#### [STATED TASK]
Reproduce all the entries exactly and keep the pictures out.

#### [DATASET CONTENT]
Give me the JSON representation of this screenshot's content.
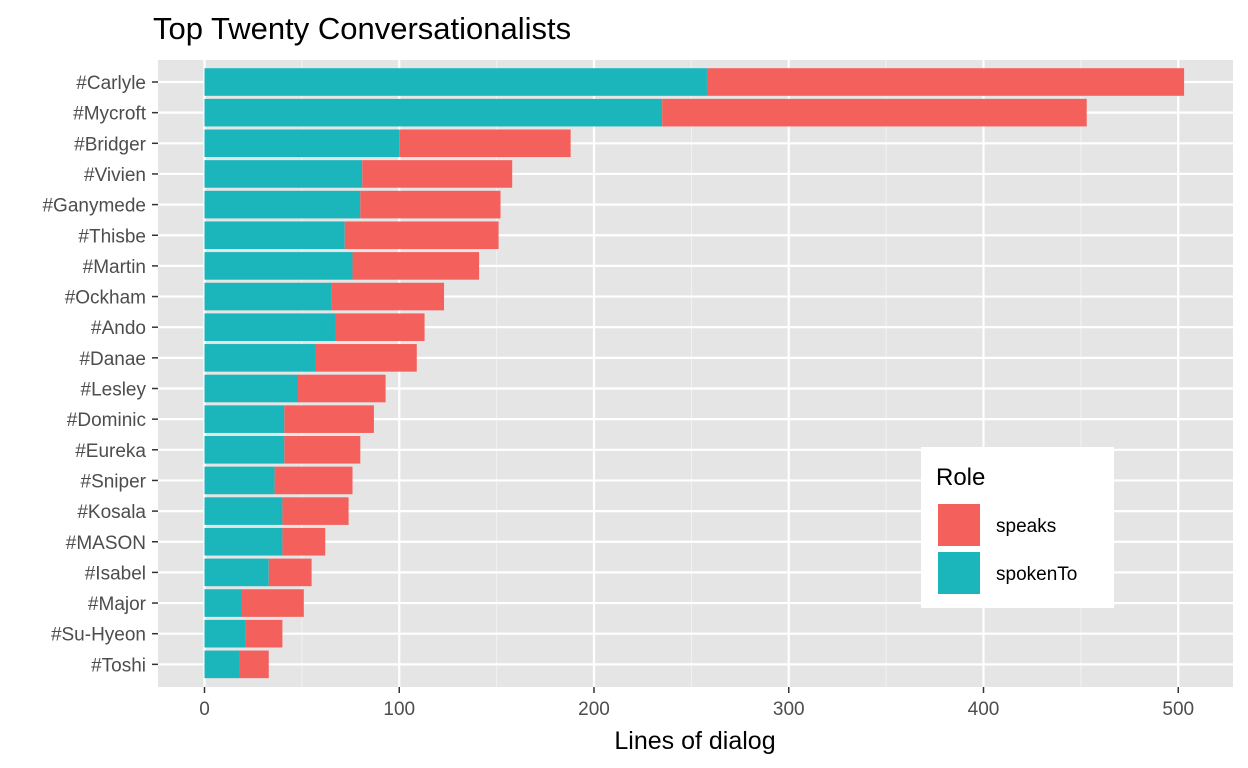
{
  "chart_data": {
    "type": "bar",
    "orientation": "horizontal",
    "stacked": true,
    "title": "Top Twenty Conversationalists",
    "xlabel": "Lines of dialog",
    "ylabel": "",
    "xlim": [
      0,
      525
    ],
    "xticks": [
      0,
      100,
      200,
      300,
      400,
      500
    ],
    "xtick_labels": [
      "0",
      "100",
      "200",
      "300",
      "400",
      "500"
    ],
    "grid": true,
    "background": "#e5e5e5",
    "legend": {
      "title": "Role",
      "placement": "bottom-right, inside"
    },
    "categories": [
      "#Carlyle",
      "#Mycroft",
      "#Bridger",
      "#Vivien",
      "#Ganymede",
      "#Thisbe",
      "#Martin",
      "#Ockham",
      "#Ando",
      "#Danae",
      "#Lesley",
      "#Dominic",
      "#Eureka",
      "#Sniper",
      "#Kosala",
      "#MASON",
      "#Isabel",
      "#Major",
      "#Su-Hyeon",
      "#Toshi"
    ],
    "series": [
      {
        "name": "spokenTo",
        "color": "#1ab6bb",
        "values": [
          258,
          235,
          100,
          81,
          80,
          72,
          76,
          65,
          67,
          57,
          48,
          41,
          41,
          36,
          40,
          40,
          33,
          19,
          21,
          18
        ]
      },
      {
        "name": "speaks",
        "color": "#f4615d",
        "values": [
          245,
          218,
          88,
          77,
          72,
          79,
          65,
          58,
          46,
          52,
          45,
          46,
          39,
          40,
          34,
          22,
          22,
          32,
          19,
          15
        ]
      }
    ],
    "legend_order": [
      "speaks",
      "spokenTo"
    ]
  }
}
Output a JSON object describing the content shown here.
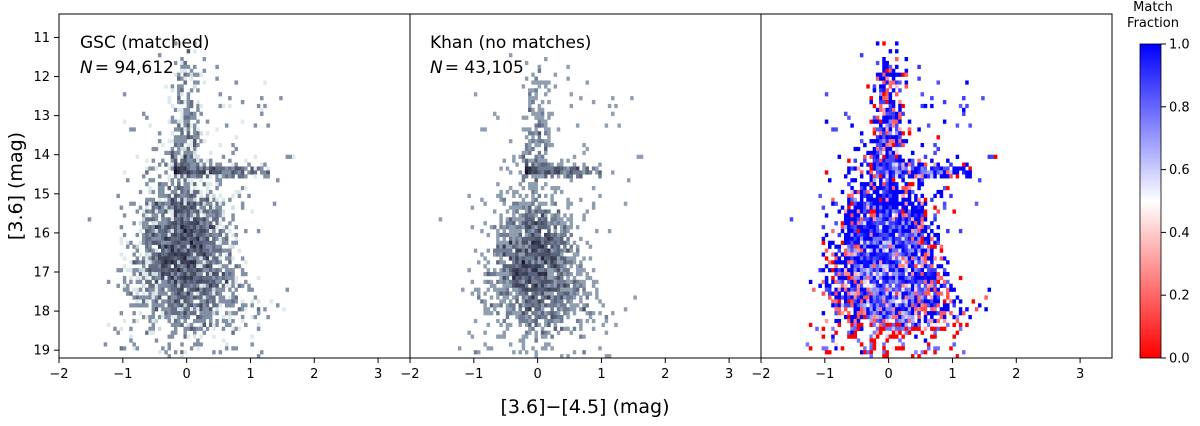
{
  "chart_data": [
    {
      "type": "heatmap",
      "panel": "left",
      "annotation_line1": "GSC (matched)",
      "annotation_n_label": "N",
      "annotation_n_value": "= 94,612",
      "n_sources": 94612,
      "xlim": [
        -2,
        3.5
      ],
      "ylim": [
        19.2,
        10.4
      ],
      "x_inverted": false,
      "y_inverted": true,
      "xticks": [
        -2,
        -1,
        0,
        1,
        2,
        3
      ],
      "yticks": [
        11,
        12,
        13,
        14,
        15,
        16,
        17,
        18,
        19
      ],
      "density_core": {
        "x_center": -0.05,
        "y_center": 16.6,
        "x_sigma": 0.3,
        "y_sigma": 1.0
      },
      "horizontal_feature": {
        "y": 14.4,
        "x_range": [
          -0.2,
          1.3
        ]
      },
      "vertical_plume": {
        "x": 0.0,
        "y_range": [
          11.0,
          14.4
        ]
      },
      "colormap": "bone_r"
    },
    {
      "type": "heatmap",
      "panel": "middle",
      "annotation_line1": "Khan (no matches)",
      "annotation_n_label": "N",
      "annotation_n_value": "= 43,105",
      "n_sources": 43105,
      "xlim": [
        -2,
        3.5
      ],
      "ylim": [
        19.2,
        10.4
      ],
      "xticks": [
        -2,
        -1,
        0,
        1,
        2,
        3
      ],
      "density_core": {
        "x_center": -0.05,
        "y_center": 16.9,
        "x_sigma": 0.28,
        "y_sigma": 0.9
      },
      "horizontal_feature": {
        "y": 14.4,
        "x_range": [
          -0.2,
          1.0
        ]
      },
      "vertical_plume": {
        "x": 0.0,
        "y_range": [
          11.5,
          14.4
        ]
      },
      "colormap": "bone_r"
    },
    {
      "type": "heatmap",
      "panel": "right",
      "value": "match_fraction",
      "xlim": [
        -2,
        3.5
      ],
      "ylim": [
        19.2,
        10.4
      ],
      "xticks": [
        -2,
        -1,
        0,
        1,
        2,
        3
      ],
      "trend": "match fraction near 1 for bright stars; near 0 for the faint tail (y > 18.5)",
      "colormap": "bwr_r",
      "colorbar": {
        "label_line1": "Match",
        "label_line2": "Fraction",
        "ticks": [
          0.0,
          0.2,
          0.4,
          0.6,
          0.8,
          1.0
        ],
        "tick_labels": [
          "0.0",
          "0.2",
          "0.4",
          "0.6",
          "0.8",
          "1.0"
        ],
        "range": [
          0.0,
          1.0
        ]
      }
    }
  ],
  "axes": {
    "xlabel": "[3.6]−[4.5] (mag)",
    "ylabel": "[3.6] (mag)",
    "xtick_labels": [
      "−2",
      "−1",
      "0",
      "1",
      "2",
      "3"
    ],
    "ytick_labels": [
      "11",
      "12",
      "13",
      "14",
      "15",
      "16",
      "17",
      "18",
      "19"
    ]
  },
  "colors": {
    "density_dark": "#1d1a2e",
    "density_light": "#c8d6d6",
    "fraction_high": "#0000ff",
    "fraction_mid": "#ffffff",
    "fraction_low": "#ff0000"
  }
}
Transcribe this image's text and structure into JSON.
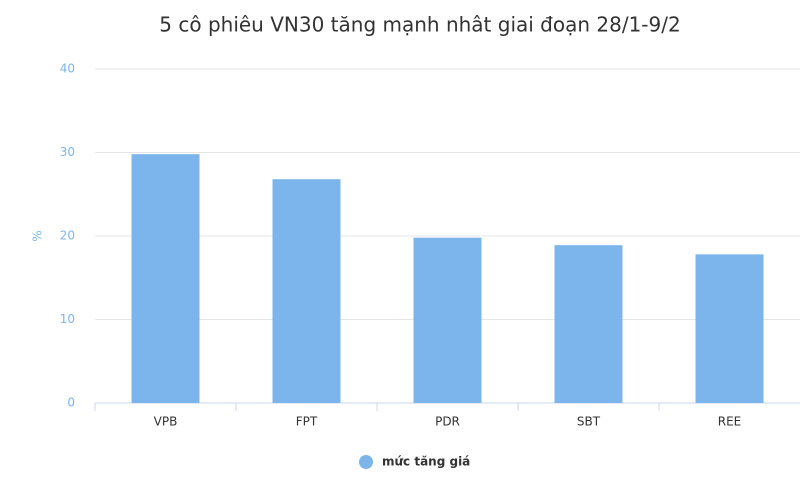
{
  "chart_data": {
    "type": "bar",
    "title": "5 cô phiêu VN30 tăng mạnh nhât giai đoạn 28/1-9/2",
    "y_label": "%",
    "categories": [
      "VPB",
      "FPT",
      "PDR",
      "SBT",
      "REE"
    ],
    "series": [
      {
        "name": "mức tăng giá",
        "color": "#7cb5ec",
        "values": [
          29.8,
          26.8,
          19.8,
          18.9,
          17.8
        ]
      }
    ],
    "ylim": [
      0,
      40
    ],
    "yticks": [
      0,
      10,
      20,
      30,
      40
    ],
    "grid": true
  }
}
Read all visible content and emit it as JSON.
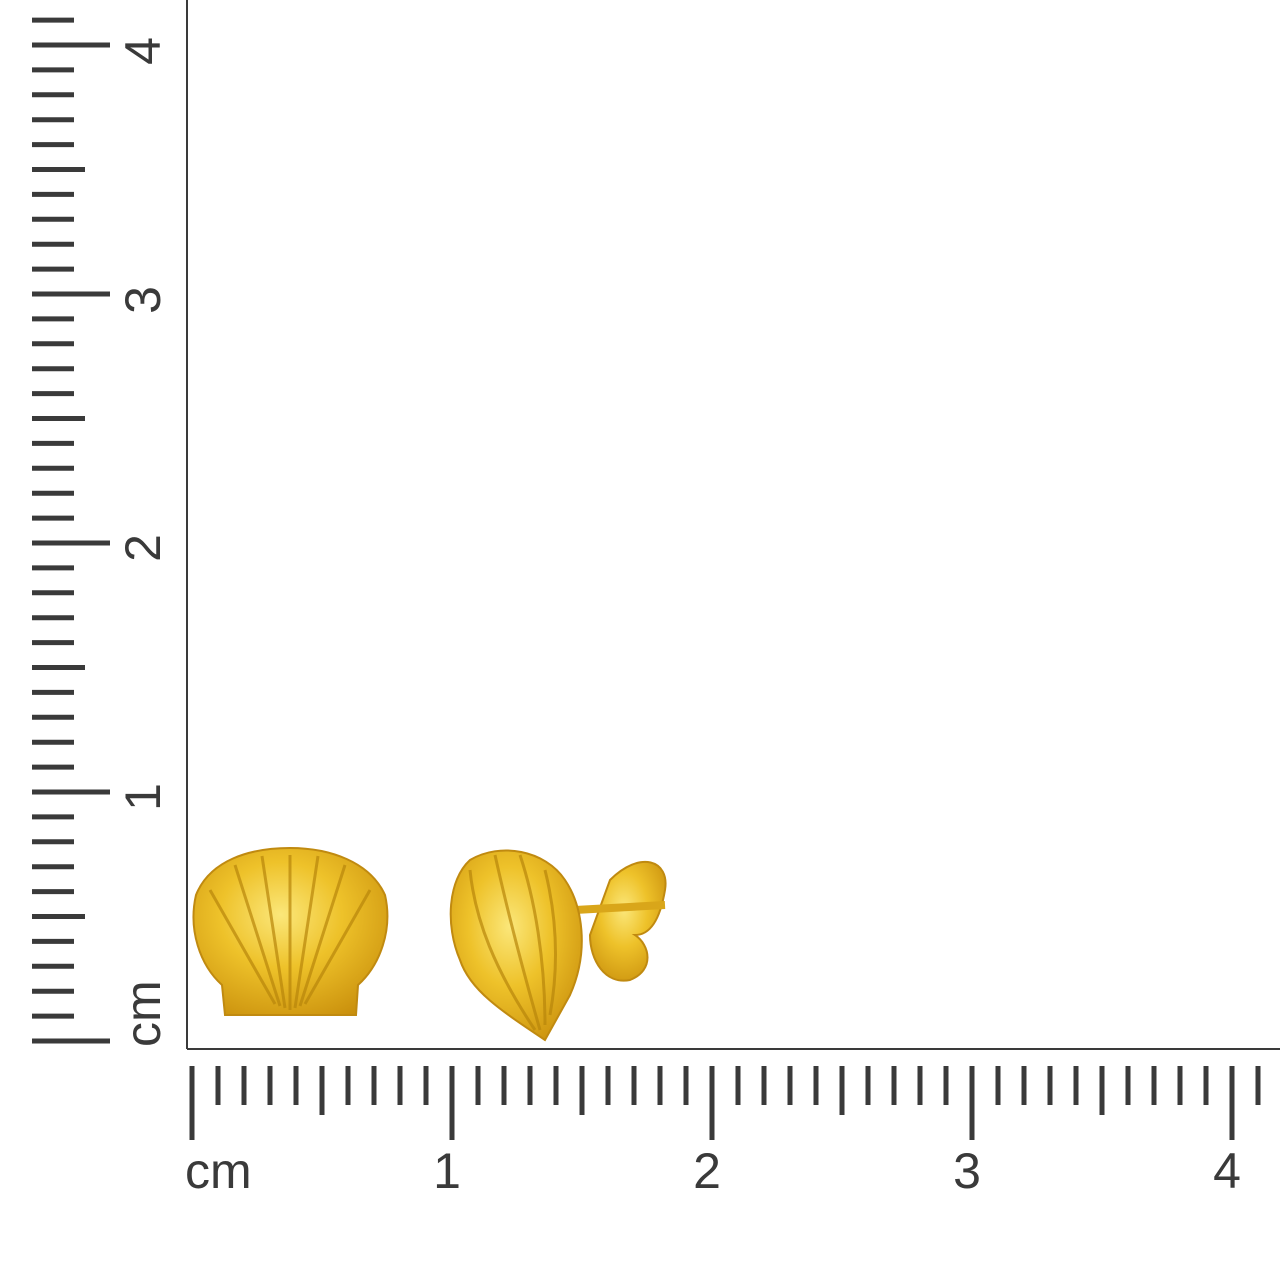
{
  "bottom_ruler": {
    "unit_label": "cm",
    "labels": [
      "1",
      "2",
      "3",
      "4"
    ]
  },
  "left_ruler": {
    "unit_label": "cm",
    "labels": [
      "1",
      "2",
      "3",
      "4"
    ]
  },
  "colors": {
    "ruler": "#3a3a3a",
    "gold": "#e0b21e",
    "gold_light": "#f7dc5a",
    "gold_dark": "#b8860b"
  },
  "product": {
    "items": [
      "shell-earring-front",
      "shell-earring-side"
    ]
  }
}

#### [FULL OUTPUT]
Give me the JSON representation of this screenshot's content.
{
  "chart_data": {
    "type": "bar",
    "orientation": "horizontal",
    "stacked": true,
    "title": "Top Twenty Conversationalists",
    "xlabel": "Lines of dialog",
    "ylabel": "",
    "xlim": [
      0,
      525
    ],
    "xticks": [
      0,
      100,
      200,
      300,
      400,
      500
    ],
    "xtick_labels": [
      "0",
      "100",
      "200",
      "300",
      "400",
      "500"
    ],
    "grid": true,
    "background": "#e5e5e5",
    "legend": {
      "title": "Role",
      "placement": "bottom-right, inside"
    },
    "categories": [
      "#Carlyle",
      "#Mycroft",
      "#Bridger",
      "#Vivien",
      "#Ganymede",
      "#Thisbe",
      "#Martin",
      "#Ockham",
      "#Ando",
      "#Danae",
      "#Lesley",
      "#Dominic",
      "#Eureka",
      "#Sniper",
      "#Kosala",
      "#MASON",
      "#Isabel",
      "#Major",
      "#Su-Hyeon",
      "#Toshi"
    ],
    "series": [
      {
        "name": "spokenTo",
        "color": "#1ab6bb",
        "values": [
          258,
          235,
          100,
          81,
          80,
          72,
          76,
          65,
          67,
          57,
          48,
          41,
          41,
          36,
          40,
          40,
          33,
          19,
          21,
          18
        ]
      },
      {
        "name": "speaks",
        "color": "#f4615d",
        "values": [
          245,
          218,
          88,
          77,
          72,
          79,
          65,
          58,
          46,
          52,
          45,
          46,
          39,
          40,
          34,
          22,
          22,
          32,
          19,
          15
        ]
      }
    ],
    "legend_order": [
      "speaks",
      "spokenTo"
    ]
  }
}
Output a JSON object describing the content shown here.
{
  "chart_data": [
    {
      "type": "heatmap",
      "panel": "left",
      "annotation_line1": "GSC (matched)",
      "annotation_n_label": "N",
      "annotation_n_value": "= 94,612",
      "n_sources": 94612,
      "xlim": [
        -2,
        3.5
      ],
      "ylim": [
        19.2,
        10.4
      ],
      "x_inverted": false,
      "y_inverted": true,
      "xticks": [
        -2,
        -1,
        0,
        1,
        2,
        3
      ],
      "yticks": [
        11,
        12,
        13,
        14,
        15,
        16,
        17,
        18,
        19
      ],
      "density_core": {
        "x_center": -0.05,
        "y_center": 16.6,
        "x_sigma": 0.3,
        "y_sigma": 1.0
      },
      "horizontal_feature": {
        "y": 14.4,
        "x_range": [
          -0.2,
          1.3
        ]
      },
      "vertical_plume": {
        "x": 0.0,
        "y_range": [
          11.0,
          14.4
        ]
      },
      "colormap": "bone_r"
    },
    {
      "type": "heatmap",
      "panel": "middle",
      "annotation_line1": "Khan (no matches)",
      "annotation_n_label": "N",
      "annotation_n_value": "= 43,105",
      "n_sources": 43105,
      "xlim": [
        -2,
        3.5
      ],
      "ylim": [
        19.2,
        10.4
      ],
      "xticks": [
        -2,
        -1,
        0,
        1,
        2,
        3
      ],
      "density_core": {
        "x_center": -0.05,
        "y_center": 16.9,
        "x_sigma": 0.28,
        "y_sigma": 0.9
      },
      "horizontal_feature": {
        "y": 14.4,
        "x_range": [
          -0.2,
          1.0
        ]
      },
      "vertical_plume": {
        "x": 0.0,
        "y_range": [
          11.5,
          14.4
        ]
      },
      "colormap": "bone_r"
    },
    {
      "type": "heatmap",
      "panel": "right",
      "value": "match_fraction",
      "xlim": [
        -2,
        3.5
      ],
      "ylim": [
        19.2,
        10.4
      ],
      "xticks": [
        -2,
        -1,
        0,
        1,
        2,
        3
      ],
      "trend": "match fraction near 1 for bright stars; near 0 for the faint tail (y > 18.5)",
      "colormap": "bwr_r",
      "colorbar": {
        "label_line1": "Match",
        "label_line2": "Fraction",
        "ticks": [
          0.0,
          0.2,
          0.4,
          0.6,
          0.8,
          1.0
        ],
        "tick_labels": [
          "0.0",
          "0.2",
          "0.4",
          "0.6",
          "0.8",
          "1.0"
        ],
        "range": [
          0.0,
          1.0
        ]
      }
    }
  ],
  "axes": {
    "xlabel": "[3.6]−[4.5] (mag)",
    "ylabel": "[3.6] (mag)",
    "xtick_labels": [
      "−2",
      "−1",
      "0",
      "1",
      "2",
      "3"
    ],
    "ytick_labels": [
      "11",
      "12",
      "13",
      "14",
      "15",
      "16",
      "17",
      "18",
      "19"
    ]
  },
  "colors": {
    "density_dark": "#1d1a2e",
    "density_light": "#c8d6d6",
    "fraction_high": "#0000ff",
    "fraction_mid": "#ffffff",
    "fraction_low": "#ff0000"
  }
}
Transcribe this image's text and structure into JSON.
{
  "chart_data": {
    "type": "bar",
    "title": "5 cô phiêu VN30 tăng mạnh nhât giai đoạn 28/1-9/2",
    "y_label": "%",
    "categories": [
      "VPB",
      "FPT",
      "PDR",
      "SBT",
      "REE"
    ],
    "series": [
      {
        "name": "mức tăng giá",
        "color": "#7cb5ec",
        "values": [
          29.8,
          26.8,
          19.8,
          18.9,
          17.8
        ]
      }
    ],
    "ylim": [
      0,
      40
    ],
    "yticks": [
      0,
      10,
      20,
      30,
      40
    ],
    "grid": true
  }
}
Read all visible content and emit it as JSON.
{
  "bottom_ruler": {
    "unit_label": "cm",
    "labels": [
      "1",
      "2",
      "3",
      "4"
    ]
  },
  "left_ruler": {
    "unit_label": "cm",
    "labels": [
      "1",
      "2",
      "3",
      "4"
    ]
  },
  "colors": {
    "ruler": "#3a3a3a",
    "gold": "#e0b21e",
    "gold_light": "#f7dc5a",
    "gold_dark": "#b8860b"
  },
  "product": {
    "items": [
      "shell-earring-front",
      "shell-earring-side"
    ]
  }
}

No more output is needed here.